Pictures are not part of the answer. Return the lines from the one containing "Serialize everything readable" through the end of the data, both included, exactly as they appear.

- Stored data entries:
+++++
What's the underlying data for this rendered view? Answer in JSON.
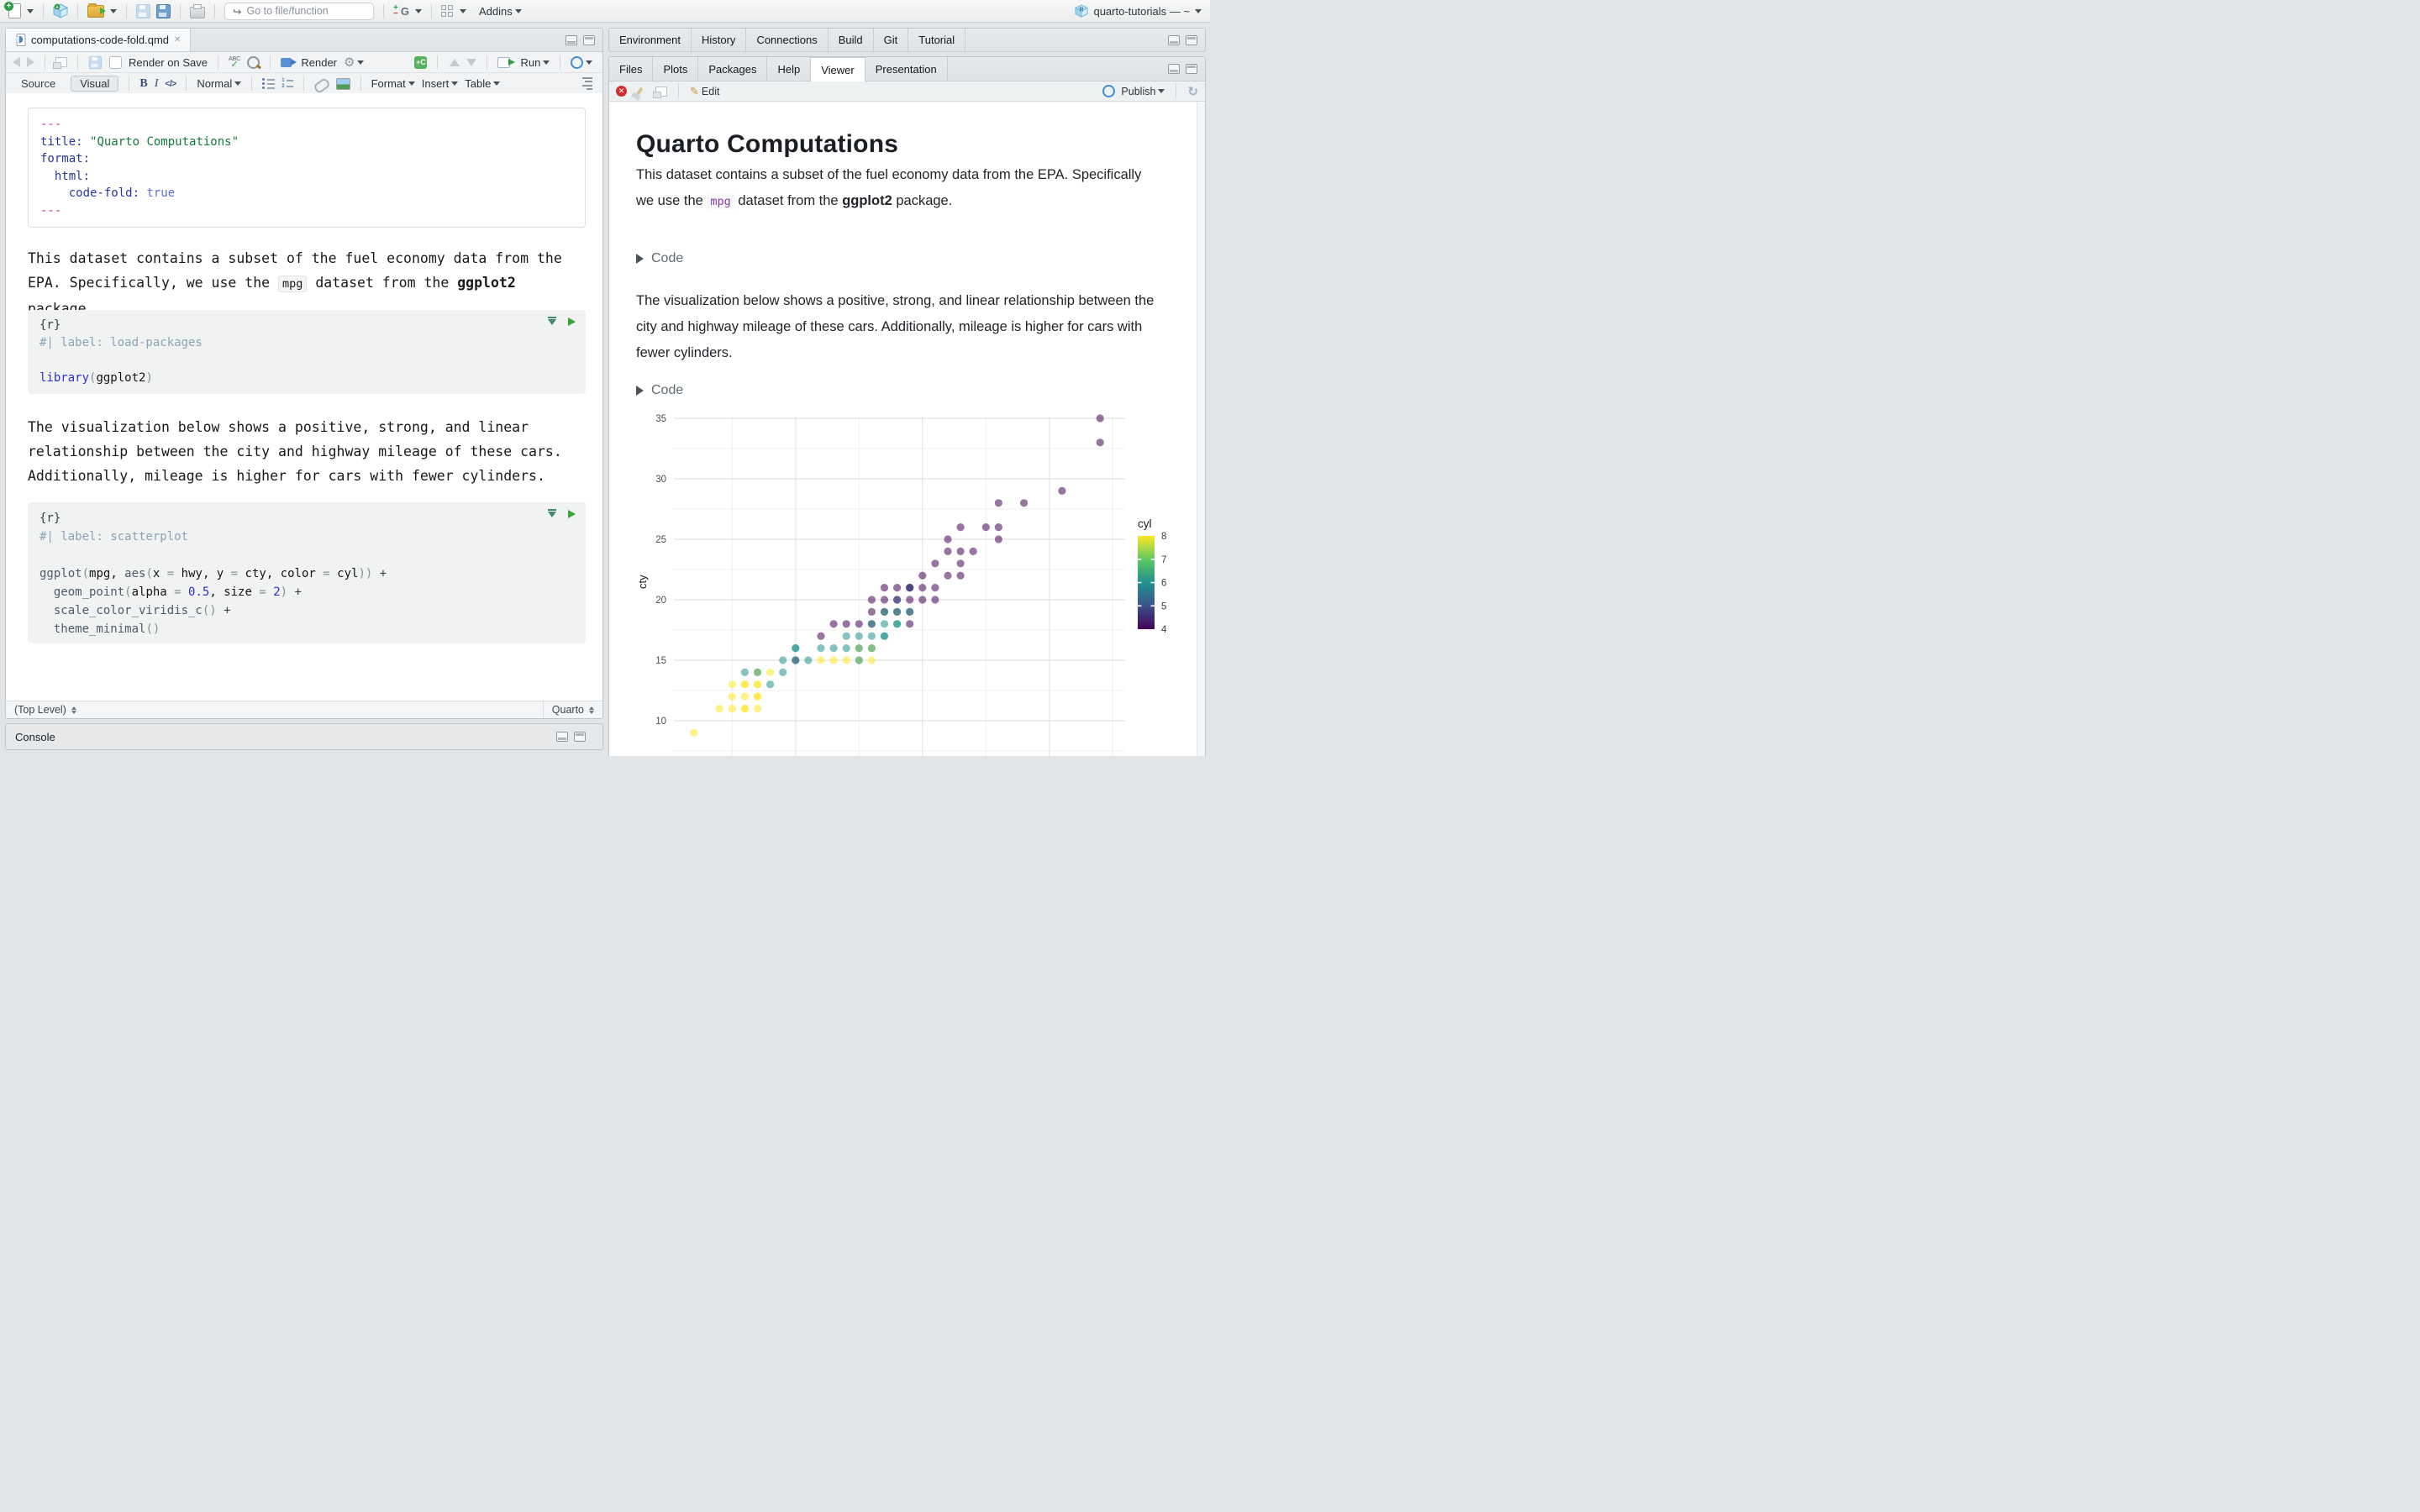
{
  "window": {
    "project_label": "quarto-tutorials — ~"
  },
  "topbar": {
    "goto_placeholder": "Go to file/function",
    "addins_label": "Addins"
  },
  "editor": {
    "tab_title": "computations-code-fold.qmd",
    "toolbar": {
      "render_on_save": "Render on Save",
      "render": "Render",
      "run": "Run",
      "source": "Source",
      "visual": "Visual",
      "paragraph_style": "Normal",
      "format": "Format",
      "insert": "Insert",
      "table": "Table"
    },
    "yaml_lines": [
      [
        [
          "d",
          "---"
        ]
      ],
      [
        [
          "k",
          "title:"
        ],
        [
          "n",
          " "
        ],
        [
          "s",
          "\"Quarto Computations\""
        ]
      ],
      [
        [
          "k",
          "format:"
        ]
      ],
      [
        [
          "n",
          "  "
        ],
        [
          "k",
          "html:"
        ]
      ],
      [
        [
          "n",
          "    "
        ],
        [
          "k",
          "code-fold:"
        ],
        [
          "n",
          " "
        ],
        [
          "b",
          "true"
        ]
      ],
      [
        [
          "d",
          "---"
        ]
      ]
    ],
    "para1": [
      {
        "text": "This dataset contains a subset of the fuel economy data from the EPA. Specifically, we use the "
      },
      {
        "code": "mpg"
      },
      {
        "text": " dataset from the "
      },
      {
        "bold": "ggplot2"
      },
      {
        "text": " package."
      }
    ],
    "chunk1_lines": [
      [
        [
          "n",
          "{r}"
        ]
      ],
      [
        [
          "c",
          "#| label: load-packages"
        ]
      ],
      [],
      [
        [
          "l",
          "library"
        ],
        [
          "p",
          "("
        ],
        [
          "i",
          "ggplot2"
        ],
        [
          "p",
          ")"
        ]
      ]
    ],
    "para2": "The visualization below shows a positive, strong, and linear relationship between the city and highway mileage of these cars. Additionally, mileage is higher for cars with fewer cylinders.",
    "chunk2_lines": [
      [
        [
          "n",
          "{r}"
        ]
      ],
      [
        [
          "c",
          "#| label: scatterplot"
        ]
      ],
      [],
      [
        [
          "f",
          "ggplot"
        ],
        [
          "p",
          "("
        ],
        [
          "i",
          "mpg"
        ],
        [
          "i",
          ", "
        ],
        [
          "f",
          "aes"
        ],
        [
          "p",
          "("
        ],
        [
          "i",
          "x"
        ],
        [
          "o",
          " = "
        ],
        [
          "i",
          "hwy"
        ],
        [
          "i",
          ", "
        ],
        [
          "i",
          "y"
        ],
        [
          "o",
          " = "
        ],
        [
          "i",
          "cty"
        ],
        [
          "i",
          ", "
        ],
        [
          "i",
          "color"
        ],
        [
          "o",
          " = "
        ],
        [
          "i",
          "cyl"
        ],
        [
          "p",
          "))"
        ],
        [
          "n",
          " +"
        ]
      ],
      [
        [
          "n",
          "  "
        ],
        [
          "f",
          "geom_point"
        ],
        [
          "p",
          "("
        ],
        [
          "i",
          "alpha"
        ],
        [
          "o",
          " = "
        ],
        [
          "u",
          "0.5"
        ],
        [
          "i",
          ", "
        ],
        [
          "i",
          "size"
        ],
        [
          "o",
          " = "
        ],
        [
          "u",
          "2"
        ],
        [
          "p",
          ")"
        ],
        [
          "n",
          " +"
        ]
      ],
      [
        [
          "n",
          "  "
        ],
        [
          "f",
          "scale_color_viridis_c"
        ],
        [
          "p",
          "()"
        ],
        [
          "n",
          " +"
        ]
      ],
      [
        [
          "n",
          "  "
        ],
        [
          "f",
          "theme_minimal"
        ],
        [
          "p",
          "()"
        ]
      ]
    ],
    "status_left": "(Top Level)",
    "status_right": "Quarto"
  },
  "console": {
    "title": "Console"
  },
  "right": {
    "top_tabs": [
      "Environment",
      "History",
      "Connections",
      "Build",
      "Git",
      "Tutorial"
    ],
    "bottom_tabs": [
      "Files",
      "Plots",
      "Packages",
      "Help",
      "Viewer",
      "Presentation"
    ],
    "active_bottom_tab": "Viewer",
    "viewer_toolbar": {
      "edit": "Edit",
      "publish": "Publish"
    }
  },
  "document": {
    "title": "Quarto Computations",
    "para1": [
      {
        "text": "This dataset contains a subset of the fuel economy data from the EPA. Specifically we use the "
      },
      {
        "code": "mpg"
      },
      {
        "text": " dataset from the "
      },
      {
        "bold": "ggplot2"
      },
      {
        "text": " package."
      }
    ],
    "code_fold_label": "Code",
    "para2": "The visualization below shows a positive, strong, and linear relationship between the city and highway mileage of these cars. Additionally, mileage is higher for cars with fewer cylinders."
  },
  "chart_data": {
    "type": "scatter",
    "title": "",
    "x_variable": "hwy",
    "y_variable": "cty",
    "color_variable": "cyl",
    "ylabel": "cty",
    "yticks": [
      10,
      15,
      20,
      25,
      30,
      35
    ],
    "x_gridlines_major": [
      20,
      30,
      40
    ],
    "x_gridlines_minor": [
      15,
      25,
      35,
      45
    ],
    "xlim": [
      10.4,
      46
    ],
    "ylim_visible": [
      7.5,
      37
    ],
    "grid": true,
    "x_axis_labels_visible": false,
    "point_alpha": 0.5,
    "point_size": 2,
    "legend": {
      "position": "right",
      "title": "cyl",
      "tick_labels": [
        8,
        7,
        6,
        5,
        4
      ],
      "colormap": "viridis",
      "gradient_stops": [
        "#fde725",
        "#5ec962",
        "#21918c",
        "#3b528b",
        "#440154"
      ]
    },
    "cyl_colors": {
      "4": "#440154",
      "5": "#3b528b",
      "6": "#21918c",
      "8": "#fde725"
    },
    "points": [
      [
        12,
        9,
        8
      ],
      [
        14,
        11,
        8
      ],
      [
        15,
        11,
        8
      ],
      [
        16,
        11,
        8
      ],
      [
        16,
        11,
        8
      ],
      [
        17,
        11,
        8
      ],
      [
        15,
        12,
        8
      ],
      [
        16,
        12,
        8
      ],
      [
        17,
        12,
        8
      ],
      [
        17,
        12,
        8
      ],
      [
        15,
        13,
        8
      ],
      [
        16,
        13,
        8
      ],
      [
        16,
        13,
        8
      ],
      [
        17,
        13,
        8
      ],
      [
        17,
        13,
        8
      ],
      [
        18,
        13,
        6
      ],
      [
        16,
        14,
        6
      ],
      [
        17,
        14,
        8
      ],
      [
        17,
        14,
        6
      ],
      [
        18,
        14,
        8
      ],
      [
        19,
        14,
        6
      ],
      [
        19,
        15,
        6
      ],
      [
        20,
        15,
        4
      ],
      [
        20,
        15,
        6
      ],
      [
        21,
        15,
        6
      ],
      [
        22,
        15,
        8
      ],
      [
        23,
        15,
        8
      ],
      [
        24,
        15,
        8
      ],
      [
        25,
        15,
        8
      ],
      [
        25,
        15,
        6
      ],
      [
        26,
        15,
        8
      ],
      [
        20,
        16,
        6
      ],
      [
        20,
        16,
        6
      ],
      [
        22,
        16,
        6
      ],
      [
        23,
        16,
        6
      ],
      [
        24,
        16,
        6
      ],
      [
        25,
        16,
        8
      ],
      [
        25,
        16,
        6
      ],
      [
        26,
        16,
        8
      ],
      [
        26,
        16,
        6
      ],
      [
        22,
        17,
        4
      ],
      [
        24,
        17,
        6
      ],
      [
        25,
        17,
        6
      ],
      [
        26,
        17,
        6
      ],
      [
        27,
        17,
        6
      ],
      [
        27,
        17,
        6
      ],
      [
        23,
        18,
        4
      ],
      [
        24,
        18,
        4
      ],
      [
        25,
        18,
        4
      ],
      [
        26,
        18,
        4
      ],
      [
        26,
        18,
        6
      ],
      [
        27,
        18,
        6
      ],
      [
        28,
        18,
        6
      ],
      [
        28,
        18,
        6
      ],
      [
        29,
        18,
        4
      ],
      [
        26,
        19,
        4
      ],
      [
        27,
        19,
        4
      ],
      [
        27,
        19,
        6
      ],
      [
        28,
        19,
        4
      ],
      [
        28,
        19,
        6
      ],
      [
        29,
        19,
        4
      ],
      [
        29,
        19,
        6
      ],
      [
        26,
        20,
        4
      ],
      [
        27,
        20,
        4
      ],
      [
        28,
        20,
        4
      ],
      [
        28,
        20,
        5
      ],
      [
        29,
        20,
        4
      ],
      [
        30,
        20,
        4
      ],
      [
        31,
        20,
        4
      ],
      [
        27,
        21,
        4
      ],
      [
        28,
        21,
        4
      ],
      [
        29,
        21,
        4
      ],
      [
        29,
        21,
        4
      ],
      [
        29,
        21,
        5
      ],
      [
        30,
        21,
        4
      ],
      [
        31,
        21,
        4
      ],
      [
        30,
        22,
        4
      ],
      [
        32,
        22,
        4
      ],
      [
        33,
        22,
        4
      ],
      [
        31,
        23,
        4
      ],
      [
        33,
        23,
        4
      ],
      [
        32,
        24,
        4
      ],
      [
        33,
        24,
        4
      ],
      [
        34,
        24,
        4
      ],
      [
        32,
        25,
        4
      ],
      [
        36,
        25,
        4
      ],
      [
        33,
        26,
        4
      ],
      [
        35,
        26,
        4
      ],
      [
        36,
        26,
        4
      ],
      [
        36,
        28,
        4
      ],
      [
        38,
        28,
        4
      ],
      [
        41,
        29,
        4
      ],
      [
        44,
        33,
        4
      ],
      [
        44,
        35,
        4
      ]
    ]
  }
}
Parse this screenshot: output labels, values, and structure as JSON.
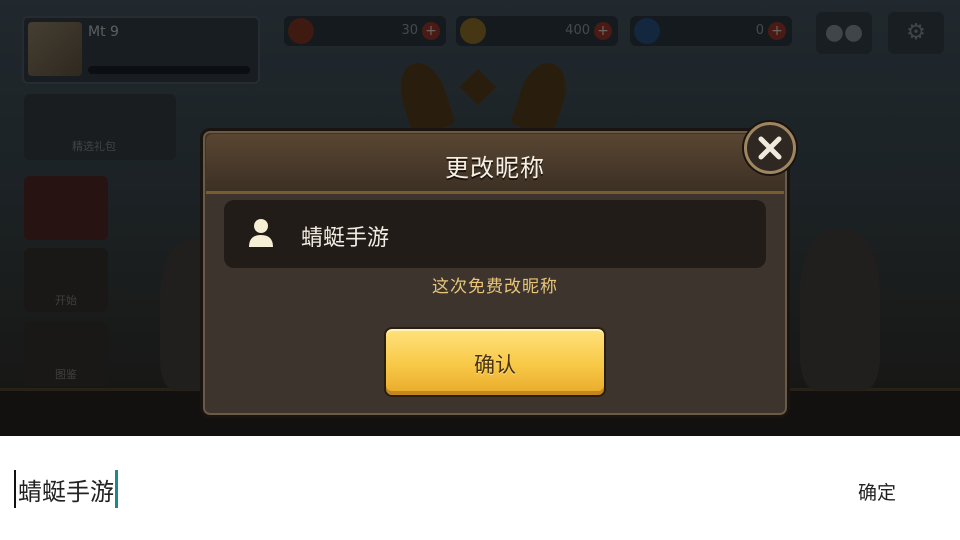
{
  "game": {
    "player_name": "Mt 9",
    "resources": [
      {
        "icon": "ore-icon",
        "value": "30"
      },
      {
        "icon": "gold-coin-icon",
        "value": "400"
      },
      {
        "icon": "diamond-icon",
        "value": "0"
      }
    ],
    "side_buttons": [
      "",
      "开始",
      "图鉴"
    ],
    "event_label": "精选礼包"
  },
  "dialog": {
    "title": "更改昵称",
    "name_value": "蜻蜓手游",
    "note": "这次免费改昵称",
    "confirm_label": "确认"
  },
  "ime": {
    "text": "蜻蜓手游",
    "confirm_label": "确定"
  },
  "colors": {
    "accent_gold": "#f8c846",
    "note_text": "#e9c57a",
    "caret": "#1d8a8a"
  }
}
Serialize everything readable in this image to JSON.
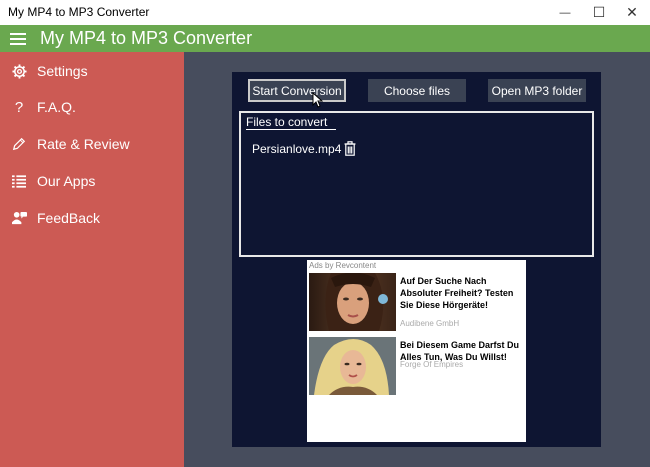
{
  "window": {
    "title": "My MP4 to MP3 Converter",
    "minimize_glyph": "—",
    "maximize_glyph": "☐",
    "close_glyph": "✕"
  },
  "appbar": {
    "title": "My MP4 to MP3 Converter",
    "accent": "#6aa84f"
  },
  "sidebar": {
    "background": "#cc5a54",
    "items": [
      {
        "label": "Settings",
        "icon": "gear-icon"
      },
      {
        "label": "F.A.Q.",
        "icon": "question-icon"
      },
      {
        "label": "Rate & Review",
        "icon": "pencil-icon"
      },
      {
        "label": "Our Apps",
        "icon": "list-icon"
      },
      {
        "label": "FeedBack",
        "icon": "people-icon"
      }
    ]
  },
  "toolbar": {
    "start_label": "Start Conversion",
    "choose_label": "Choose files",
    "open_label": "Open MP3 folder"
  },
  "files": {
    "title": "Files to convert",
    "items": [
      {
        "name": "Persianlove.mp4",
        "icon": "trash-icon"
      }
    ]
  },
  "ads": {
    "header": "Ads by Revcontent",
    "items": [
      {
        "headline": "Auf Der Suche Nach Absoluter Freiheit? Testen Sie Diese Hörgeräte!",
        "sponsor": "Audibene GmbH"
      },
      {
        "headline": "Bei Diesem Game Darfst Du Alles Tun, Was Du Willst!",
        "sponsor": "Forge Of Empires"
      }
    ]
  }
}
+++++
- Answer:
Serialize everything readable in this image to JSON.
{
  "window": {
    "title": "My MP4 to MP3 Converter",
    "minimize_glyph": "—",
    "maximize_glyph": "☐",
    "close_glyph": "✕"
  },
  "appbar": {
    "title": "My MP4 to MP3 Converter",
    "accent": "#6aa84f"
  },
  "sidebar": {
    "background": "#cc5a54",
    "items": [
      {
        "label": "Settings",
        "icon": "gear-icon"
      },
      {
        "label": "F.A.Q.",
        "icon": "question-icon"
      },
      {
        "label": "Rate & Review",
        "icon": "pencil-icon"
      },
      {
        "label": "Our Apps",
        "icon": "list-icon"
      },
      {
        "label": "FeedBack",
        "icon": "people-icon"
      }
    ]
  },
  "toolbar": {
    "start_label": "Start Conversion",
    "choose_label": "Choose files",
    "open_label": "Open MP3 folder"
  },
  "files": {
    "title": "Files to convert",
    "items": [
      {
        "name": "Persianlove.mp4",
        "icon": "trash-icon"
      }
    ]
  },
  "ads": {
    "header": "Ads by Revcontent",
    "items": [
      {
        "headline": "Auf Der Suche Nach Absoluter Freiheit? Testen Sie Diese Hörgeräte!",
        "sponsor": "Audibene GmbH"
      },
      {
        "headline": "Bei Diesem Game Darfst Du Alles Tun, Was Du Willst!",
        "sponsor": "Forge Of Empires"
      }
    ]
  }
}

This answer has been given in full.